SOURCE
■ ■ ■ ■ ■ ■ ■

1. How severe was C18th poverty?

  • One could be fairly comfortable for periods, then face times of uncertainty.

  • Local networks and family softened the blow in these times.

  • Food prices varied, e.g. esp high 1795-6, 1800-01 food riots.

  • War: “Demobilization… was usually a disaster” (Hay&Rogers).

  • Varied according to geography and occupation: industrial people relied on markets. Country people could supplement diet with gleaning (could be 3 months’ bread), farmers and landlords supplied labourers and servants with food without going through market.
    e.g. assuming all fams buying in mkt place would mean in 1800 in Stafford, 45% of fams would not be able to afford bread alone.

  • People tended to go through cycles of poverty related to their life-cycle (P Slack).

  • Hunger was a fairly signif problem:
    May 1800 Henry Legge (son of Lord Dartmouth) wrote to Home Off– ‘many thousands… are all but starved’.

  • However, it was improving, and was not too desperate compared to some other European countries.

  • Famine deaths disappeared by 2nd of century.

  • French death rate 40% higher.

■ ■ ■ ■ ■ ■ ■

BRIEF 1
Answer these questions using the notes on eighteenth-century poverty:
(a) Which years do the notes name as having especially high food prices?
(b) How much bread could gleaning provide country people?
(c) By how much was the French death rate higher?
BRIEF 2
Write the next few points of the notes on eighteenth-century poverty, following on from their final point.

STORED RECORDS
■ ■ ■ ■ ■ ■ ■

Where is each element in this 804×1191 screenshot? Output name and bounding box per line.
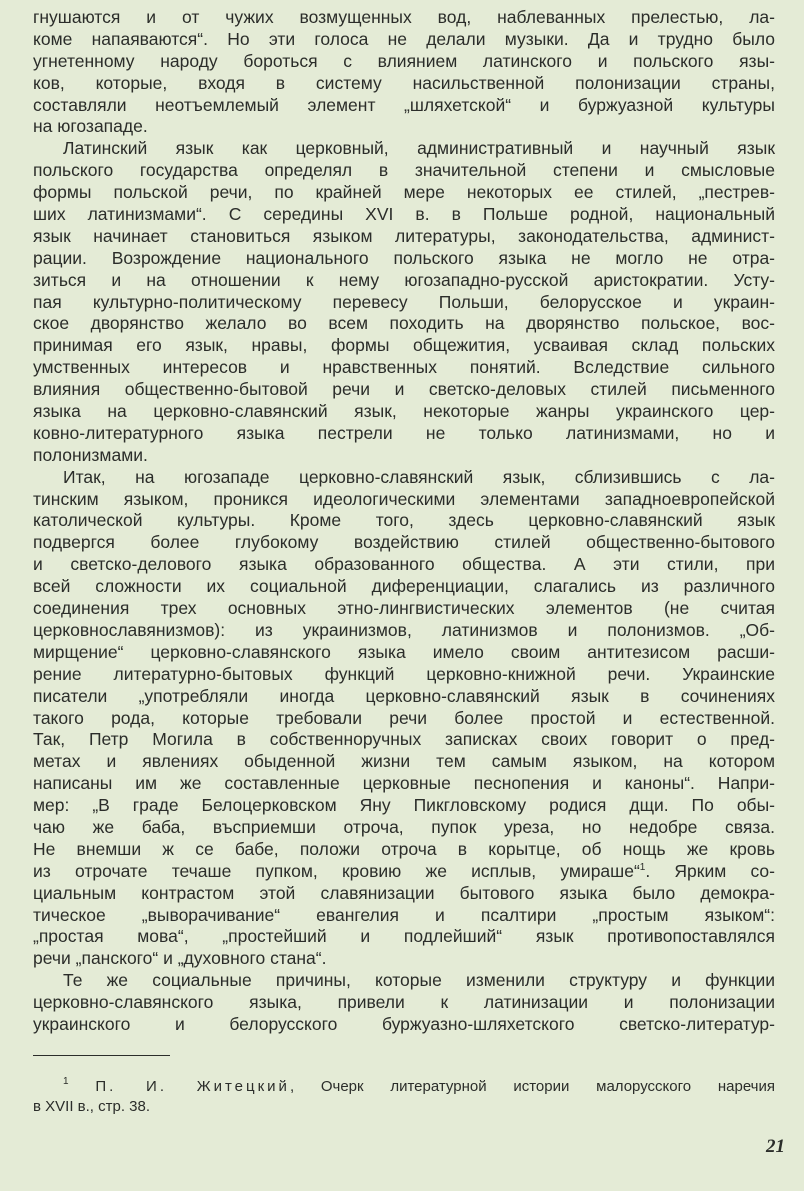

■ ■ ■ ■ ■ ■ ■

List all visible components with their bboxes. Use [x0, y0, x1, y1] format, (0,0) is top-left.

■ ■ ■ ■ ■ ■ ■

FINAL ANSWER 1
(a) 1795-6 and 1800-01.
(b) It could be 3 months' bread.
(c) It was 40% higher.

FINAL ANSWER 2
  • In P King’s study of pauper inventories, some families showed ev of much more colourful material world than prev thought e.g. the Tadgells, taken on death of John Tadgell, 1810 – 16 Delph plates, looking-glasses: “the house is full of colour and variety” (170).
    Probs with this – had they had a sudden death, with no time to hide possessions? Had John always been a labourer? Method does not go to both extremes (some too poor, some too rich to be recorded.
    King concludes that it provides “a fascinating insight into the relative richness of the material world of one labouring family”.

  • Overall, can say that there was a “wide range of material circumstances” (King) and that by the late C18th, some poor labouring families were in the mkt for household goods.

  • Varied geographically, e.g. Forest in Hatfield Broad Oak (Essex) not enclosed until mid-C19th: contributed to making it a partic wealthy parish.

  • King also notes that wealthier people’s material inventories were growing much faster than the poor’s – “it seems likely that in relative terms the labouring families of Essex were getting poorer rather than richer”.

  • Situation could be improved through connections, fortune and work (Elliot). Meant that some MC could understand how it felt.
    CA: most landowners/farmers “felt little or no effect” (Elliot) even in hardest times.

  • Food riots 1766 destroyed much property. (More complex causes?)

  • Also made use of ‘weapons of the weak’ (animal-maiming, arson, fence and hedge breaking, damaging machines).
    Harder to measure: less freq reported.
    E.g. only know about Midlands case of 5 horses’ throats being slit because mentioned in letter that note put up in local pub.

  • Destruction of cloth/looms common in ind disputes: Luddites.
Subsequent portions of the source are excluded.